Material for this task:
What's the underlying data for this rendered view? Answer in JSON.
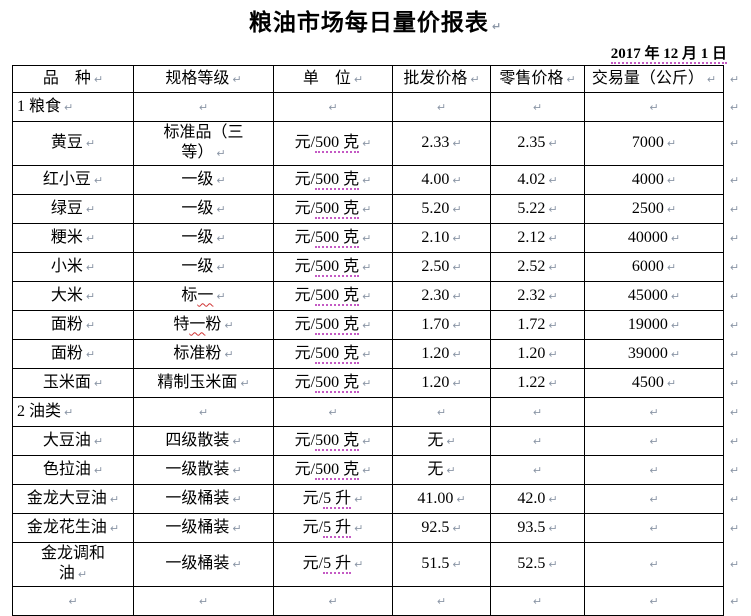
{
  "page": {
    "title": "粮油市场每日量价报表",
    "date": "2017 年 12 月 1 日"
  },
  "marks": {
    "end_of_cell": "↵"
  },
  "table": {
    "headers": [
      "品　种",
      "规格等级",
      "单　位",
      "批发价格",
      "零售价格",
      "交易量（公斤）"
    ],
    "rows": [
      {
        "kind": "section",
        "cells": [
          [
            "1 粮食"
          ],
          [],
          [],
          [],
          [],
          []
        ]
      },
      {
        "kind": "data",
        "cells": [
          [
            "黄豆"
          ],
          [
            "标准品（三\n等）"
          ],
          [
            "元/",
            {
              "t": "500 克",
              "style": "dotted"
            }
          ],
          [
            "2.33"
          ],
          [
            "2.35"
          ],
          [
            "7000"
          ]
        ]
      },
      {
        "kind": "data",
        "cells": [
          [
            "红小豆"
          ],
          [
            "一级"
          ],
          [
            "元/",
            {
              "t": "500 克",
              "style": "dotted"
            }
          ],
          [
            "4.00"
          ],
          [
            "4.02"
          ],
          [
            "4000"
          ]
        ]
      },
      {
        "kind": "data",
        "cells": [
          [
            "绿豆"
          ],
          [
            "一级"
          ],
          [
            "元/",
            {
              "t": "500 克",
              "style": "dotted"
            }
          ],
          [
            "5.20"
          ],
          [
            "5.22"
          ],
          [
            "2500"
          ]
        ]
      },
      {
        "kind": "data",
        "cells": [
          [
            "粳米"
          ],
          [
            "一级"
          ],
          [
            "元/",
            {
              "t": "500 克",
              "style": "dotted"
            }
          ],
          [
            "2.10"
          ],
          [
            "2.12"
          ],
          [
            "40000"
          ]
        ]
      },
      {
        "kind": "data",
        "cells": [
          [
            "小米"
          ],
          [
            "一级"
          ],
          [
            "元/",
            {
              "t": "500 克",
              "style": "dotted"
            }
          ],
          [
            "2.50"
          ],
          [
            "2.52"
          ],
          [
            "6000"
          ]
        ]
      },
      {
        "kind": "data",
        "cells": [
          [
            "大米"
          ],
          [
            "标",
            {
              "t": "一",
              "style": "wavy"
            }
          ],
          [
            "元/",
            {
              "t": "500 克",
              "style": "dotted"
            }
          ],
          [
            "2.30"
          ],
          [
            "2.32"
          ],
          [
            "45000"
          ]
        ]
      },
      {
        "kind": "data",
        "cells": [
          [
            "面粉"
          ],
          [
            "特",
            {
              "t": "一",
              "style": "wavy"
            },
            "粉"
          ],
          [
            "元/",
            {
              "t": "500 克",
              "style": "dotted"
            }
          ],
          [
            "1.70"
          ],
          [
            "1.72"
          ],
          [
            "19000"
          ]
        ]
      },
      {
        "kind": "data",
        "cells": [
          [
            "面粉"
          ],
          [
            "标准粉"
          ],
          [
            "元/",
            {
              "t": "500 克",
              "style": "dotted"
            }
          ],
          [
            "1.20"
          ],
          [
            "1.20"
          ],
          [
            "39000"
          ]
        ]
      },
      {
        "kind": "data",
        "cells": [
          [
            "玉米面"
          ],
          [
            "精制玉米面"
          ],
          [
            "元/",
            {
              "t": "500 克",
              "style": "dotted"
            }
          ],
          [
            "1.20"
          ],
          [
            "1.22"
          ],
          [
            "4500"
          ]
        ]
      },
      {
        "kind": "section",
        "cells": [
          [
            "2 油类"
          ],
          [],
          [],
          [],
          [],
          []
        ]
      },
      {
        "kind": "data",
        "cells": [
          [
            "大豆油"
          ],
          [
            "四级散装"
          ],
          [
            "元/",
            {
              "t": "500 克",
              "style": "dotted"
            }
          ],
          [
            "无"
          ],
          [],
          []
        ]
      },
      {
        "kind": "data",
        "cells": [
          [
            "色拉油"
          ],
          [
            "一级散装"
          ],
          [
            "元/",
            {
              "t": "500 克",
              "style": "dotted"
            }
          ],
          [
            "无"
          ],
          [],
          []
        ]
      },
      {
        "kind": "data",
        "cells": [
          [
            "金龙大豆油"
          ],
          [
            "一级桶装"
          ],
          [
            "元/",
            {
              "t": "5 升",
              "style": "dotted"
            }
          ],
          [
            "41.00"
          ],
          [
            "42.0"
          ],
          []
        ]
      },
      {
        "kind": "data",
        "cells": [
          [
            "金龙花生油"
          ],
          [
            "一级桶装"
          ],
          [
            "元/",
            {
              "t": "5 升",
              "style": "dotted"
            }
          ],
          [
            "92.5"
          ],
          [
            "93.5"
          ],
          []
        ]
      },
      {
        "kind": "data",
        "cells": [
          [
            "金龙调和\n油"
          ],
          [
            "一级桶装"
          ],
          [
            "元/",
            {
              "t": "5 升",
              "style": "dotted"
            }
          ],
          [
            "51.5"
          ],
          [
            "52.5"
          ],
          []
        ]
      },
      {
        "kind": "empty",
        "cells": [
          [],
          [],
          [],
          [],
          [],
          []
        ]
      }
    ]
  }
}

Instructions to follow: Every line is to be duplicated exactly, though pictures stay out.

Solution to this problem:
What's the underlying data for this rendered view? Answer in JSON.
{
  "page": {
    "title": "粮油市场每日量价报表",
    "date": "2017 年 12 月 1 日"
  },
  "marks": {
    "end_of_cell": "↵"
  },
  "table": {
    "headers": [
      "品　种",
      "规格等级",
      "单　位",
      "批发价格",
      "零售价格",
      "交易量（公斤）"
    ],
    "rows": [
      {
        "kind": "section",
        "cells": [
          [
            "1 粮食"
          ],
          [],
          [],
          [],
          [],
          []
        ]
      },
      {
        "kind": "data",
        "cells": [
          [
            "黄豆"
          ],
          [
            "标准品（三\n等）"
          ],
          [
            "元/",
            {
              "t": "500 克",
              "style": "dotted"
            }
          ],
          [
            "2.33"
          ],
          [
            "2.35"
          ],
          [
            "7000"
          ]
        ]
      },
      {
        "kind": "data",
        "cells": [
          [
            "红小豆"
          ],
          [
            "一级"
          ],
          [
            "元/",
            {
              "t": "500 克",
              "style": "dotted"
            }
          ],
          [
            "4.00"
          ],
          [
            "4.02"
          ],
          [
            "4000"
          ]
        ]
      },
      {
        "kind": "data",
        "cells": [
          [
            "绿豆"
          ],
          [
            "一级"
          ],
          [
            "元/",
            {
              "t": "500 克",
              "style": "dotted"
            }
          ],
          [
            "5.20"
          ],
          [
            "5.22"
          ],
          [
            "2500"
          ]
        ]
      },
      {
        "kind": "data",
        "cells": [
          [
            "粳米"
          ],
          [
            "一级"
          ],
          [
            "元/",
            {
              "t": "500 克",
              "style": "dotted"
            }
          ],
          [
            "2.10"
          ],
          [
            "2.12"
          ],
          [
            "40000"
          ]
        ]
      },
      {
        "kind": "data",
        "cells": [
          [
            "小米"
          ],
          [
            "一级"
          ],
          [
            "元/",
            {
              "t": "500 克",
              "style": "dotted"
            }
          ],
          [
            "2.50"
          ],
          [
            "2.52"
          ],
          [
            "6000"
          ]
        ]
      },
      {
        "kind": "data",
        "cells": [
          [
            "大米"
          ],
          [
            "标",
            {
              "t": "一",
              "style": "wavy"
            }
          ],
          [
            "元/",
            {
              "t": "500 克",
              "style": "dotted"
            }
          ],
          [
            "2.30"
          ],
          [
            "2.32"
          ],
          [
            "45000"
          ]
        ]
      },
      {
        "kind": "data",
        "cells": [
          [
            "面粉"
          ],
          [
            "特",
            {
              "t": "一",
              "style": "wavy"
            },
            "粉"
          ],
          [
            "元/",
            {
              "t": "500 克",
              "style": "dotted"
            }
          ],
          [
            "1.70"
          ],
          [
            "1.72"
          ],
          [
            "19000"
          ]
        ]
      },
      {
        "kind": "data",
        "cells": [
          [
            "面粉"
          ],
          [
            "标准粉"
          ],
          [
            "元/",
            {
              "t": "500 克",
              "style": "dotted"
            }
          ],
          [
            "1.20"
          ],
          [
            "1.20"
          ],
          [
            "39000"
          ]
        ]
      },
      {
        "kind": "data",
        "cells": [
          [
            "玉米面"
          ],
          [
            "精制玉米面"
          ],
          [
            "元/",
            {
              "t": "500 克",
              "style": "dotted"
            }
          ],
          [
            "1.20"
          ],
          [
            "1.22"
          ],
          [
            "4500"
          ]
        ]
      },
      {
        "kind": "section",
        "cells": [
          [
            "2 油类"
          ],
          [],
          [],
          [],
          [],
          []
        ]
      },
      {
        "kind": "data",
        "cells": [
          [
            "大豆油"
          ],
          [
            "四级散装"
          ],
          [
            "元/",
            {
              "t": "500 克",
              "style": "dotted"
            }
          ],
          [
            "无"
          ],
          [],
          []
        ]
      },
      {
        "kind": "data",
        "cells": [
          [
            "色拉油"
          ],
          [
            "一级散装"
          ],
          [
            "元/",
            {
              "t": "500 克",
              "style": "dotted"
            }
          ],
          [
            "无"
          ],
          [],
          []
        ]
      },
      {
        "kind": "data",
        "cells": [
          [
            "金龙大豆油"
          ],
          [
            "一级桶装"
          ],
          [
            "元/",
            {
              "t": "5 升",
              "style": "dotted"
            }
          ],
          [
            "41.00"
          ],
          [
            "42.0"
          ],
          []
        ]
      },
      {
        "kind": "data",
        "cells": [
          [
            "金龙花生油"
          ],
          [
            "一级桶装"
          ],
          [
            "元/",
            {
              "t": "5 升",
              "style": "dotted"
            }
          ],
          [
            "92.5"
          ],
          [
            "93.5"
          ],
          []
        ]
      },
      {
        "kind": "data",
        "cells": [
          [
            "金龙调和\n油"
          ],
          [
            "一级桶装"
          ],
          [
            "元/",
            {
              "t": "5 升",
              "style": "dotted"
            }
          ],
          [
            "51.5"
          ],
          [
            "52.5"
          ],
          []
        ]
      },
      {
        "kind": "empty",
        "cells": [
          [],
          [],
          [],
          [],
          [],
          []
        ]
      }
    ]
  }
}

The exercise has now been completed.